[Part of a data file]
########

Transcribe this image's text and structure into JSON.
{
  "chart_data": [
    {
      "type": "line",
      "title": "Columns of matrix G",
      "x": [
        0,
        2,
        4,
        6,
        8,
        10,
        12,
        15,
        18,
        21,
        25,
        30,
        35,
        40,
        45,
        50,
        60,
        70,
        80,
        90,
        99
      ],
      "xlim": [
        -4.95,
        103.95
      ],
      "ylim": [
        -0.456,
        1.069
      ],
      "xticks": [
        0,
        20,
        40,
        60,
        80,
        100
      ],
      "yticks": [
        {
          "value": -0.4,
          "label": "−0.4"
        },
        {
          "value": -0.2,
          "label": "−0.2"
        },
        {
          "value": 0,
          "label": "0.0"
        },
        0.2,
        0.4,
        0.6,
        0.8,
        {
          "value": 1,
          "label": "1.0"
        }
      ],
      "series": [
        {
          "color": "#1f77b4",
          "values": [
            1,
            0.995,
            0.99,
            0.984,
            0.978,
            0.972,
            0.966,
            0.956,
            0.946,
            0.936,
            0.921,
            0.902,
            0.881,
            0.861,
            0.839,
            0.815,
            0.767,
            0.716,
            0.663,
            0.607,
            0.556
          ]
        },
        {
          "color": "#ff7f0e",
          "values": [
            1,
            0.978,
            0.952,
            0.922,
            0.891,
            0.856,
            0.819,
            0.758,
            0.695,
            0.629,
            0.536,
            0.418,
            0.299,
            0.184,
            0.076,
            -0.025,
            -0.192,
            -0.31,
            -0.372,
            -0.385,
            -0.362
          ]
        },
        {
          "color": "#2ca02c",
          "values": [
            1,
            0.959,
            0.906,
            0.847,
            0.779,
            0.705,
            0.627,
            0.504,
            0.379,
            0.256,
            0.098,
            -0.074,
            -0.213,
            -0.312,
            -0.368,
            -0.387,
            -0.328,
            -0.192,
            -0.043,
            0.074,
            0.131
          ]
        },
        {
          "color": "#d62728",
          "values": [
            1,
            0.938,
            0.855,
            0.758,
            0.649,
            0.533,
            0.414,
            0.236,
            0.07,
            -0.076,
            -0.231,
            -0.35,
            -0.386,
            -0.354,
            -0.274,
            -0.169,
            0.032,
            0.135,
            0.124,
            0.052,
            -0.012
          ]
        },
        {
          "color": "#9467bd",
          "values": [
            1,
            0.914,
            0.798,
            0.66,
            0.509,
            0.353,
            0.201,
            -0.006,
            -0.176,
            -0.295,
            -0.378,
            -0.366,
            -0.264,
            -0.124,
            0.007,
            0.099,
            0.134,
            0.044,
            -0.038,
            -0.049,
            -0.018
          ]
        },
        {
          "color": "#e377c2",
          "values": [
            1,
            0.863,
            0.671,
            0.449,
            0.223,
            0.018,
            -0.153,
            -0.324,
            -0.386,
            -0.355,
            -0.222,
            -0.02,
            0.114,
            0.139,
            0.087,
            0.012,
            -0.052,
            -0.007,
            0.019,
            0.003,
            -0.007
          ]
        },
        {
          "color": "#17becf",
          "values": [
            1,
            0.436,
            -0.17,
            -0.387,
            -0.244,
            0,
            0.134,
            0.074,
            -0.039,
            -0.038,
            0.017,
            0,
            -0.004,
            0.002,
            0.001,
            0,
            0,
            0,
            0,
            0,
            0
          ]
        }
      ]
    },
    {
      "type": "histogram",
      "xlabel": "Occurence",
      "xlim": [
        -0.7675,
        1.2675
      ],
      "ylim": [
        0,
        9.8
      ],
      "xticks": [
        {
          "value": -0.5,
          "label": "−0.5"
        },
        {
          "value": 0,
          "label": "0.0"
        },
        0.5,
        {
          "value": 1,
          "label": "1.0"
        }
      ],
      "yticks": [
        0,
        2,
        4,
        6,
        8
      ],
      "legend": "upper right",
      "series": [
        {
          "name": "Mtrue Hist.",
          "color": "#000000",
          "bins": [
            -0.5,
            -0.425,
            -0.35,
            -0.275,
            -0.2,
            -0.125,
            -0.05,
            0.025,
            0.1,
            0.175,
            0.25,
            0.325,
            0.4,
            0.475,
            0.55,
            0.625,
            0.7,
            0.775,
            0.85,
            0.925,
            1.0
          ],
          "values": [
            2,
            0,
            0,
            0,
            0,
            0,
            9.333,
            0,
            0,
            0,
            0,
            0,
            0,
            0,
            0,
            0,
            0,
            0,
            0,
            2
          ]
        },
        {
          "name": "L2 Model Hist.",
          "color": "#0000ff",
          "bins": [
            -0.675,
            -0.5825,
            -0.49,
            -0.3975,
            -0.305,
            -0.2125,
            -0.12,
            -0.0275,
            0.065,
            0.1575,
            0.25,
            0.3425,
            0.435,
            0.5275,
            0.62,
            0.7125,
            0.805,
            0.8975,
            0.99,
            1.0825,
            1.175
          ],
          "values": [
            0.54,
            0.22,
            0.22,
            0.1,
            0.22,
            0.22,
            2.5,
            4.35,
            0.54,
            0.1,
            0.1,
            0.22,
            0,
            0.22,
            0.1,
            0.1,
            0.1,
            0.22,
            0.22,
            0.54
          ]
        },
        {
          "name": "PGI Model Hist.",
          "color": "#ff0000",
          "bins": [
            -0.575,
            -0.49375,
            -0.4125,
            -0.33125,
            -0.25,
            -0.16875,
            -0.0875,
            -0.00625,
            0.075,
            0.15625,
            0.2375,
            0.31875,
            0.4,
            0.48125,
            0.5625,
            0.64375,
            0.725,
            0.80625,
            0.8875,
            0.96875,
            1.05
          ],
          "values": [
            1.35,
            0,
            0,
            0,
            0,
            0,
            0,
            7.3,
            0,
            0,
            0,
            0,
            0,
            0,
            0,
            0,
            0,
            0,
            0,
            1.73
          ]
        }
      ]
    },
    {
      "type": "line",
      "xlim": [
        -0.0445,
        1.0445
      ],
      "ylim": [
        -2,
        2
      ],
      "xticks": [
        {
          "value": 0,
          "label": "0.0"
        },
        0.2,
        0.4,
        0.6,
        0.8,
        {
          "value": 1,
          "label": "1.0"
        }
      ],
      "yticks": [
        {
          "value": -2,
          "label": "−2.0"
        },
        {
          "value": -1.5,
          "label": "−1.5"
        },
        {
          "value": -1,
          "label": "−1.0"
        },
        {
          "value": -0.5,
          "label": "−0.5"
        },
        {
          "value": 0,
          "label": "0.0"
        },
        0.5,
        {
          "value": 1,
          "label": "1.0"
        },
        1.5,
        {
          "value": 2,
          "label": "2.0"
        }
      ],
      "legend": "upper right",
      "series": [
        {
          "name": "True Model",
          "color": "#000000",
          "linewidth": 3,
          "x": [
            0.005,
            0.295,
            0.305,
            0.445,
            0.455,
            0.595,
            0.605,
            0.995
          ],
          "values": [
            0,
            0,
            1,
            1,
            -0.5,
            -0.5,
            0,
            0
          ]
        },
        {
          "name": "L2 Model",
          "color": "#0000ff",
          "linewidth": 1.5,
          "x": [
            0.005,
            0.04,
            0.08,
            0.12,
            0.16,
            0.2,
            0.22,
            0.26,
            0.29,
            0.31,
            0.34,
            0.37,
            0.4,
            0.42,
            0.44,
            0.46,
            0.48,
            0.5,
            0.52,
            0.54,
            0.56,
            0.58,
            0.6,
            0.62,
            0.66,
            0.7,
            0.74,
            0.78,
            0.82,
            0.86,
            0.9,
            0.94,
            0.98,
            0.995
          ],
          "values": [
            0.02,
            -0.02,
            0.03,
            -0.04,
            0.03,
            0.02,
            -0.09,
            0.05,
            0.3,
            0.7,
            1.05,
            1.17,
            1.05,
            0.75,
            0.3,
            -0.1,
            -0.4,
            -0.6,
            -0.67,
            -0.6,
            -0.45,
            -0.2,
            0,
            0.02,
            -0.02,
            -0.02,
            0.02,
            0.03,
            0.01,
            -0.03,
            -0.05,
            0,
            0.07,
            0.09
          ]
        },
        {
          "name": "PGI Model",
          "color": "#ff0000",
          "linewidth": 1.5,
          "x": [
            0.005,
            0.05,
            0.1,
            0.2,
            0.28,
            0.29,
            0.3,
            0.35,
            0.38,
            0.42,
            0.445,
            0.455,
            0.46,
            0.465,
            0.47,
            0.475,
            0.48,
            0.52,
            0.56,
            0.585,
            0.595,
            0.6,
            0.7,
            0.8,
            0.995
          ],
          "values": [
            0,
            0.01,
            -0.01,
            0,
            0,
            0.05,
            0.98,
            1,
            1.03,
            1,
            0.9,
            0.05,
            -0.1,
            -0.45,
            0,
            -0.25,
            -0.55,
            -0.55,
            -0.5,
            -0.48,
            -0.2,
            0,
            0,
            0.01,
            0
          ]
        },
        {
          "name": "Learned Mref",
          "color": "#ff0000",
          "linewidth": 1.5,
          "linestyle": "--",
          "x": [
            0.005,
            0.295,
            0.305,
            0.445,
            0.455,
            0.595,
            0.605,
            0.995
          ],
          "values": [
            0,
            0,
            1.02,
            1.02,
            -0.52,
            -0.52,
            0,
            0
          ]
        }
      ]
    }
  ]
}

########

Gather every line containing the word "Model" and copy it.

          "name": "L2 Model Hist.",
          "name": "PGI Model Hist.",
          "name": "True Model",
          "name": "L2 Model",
          "name": "PGI Model",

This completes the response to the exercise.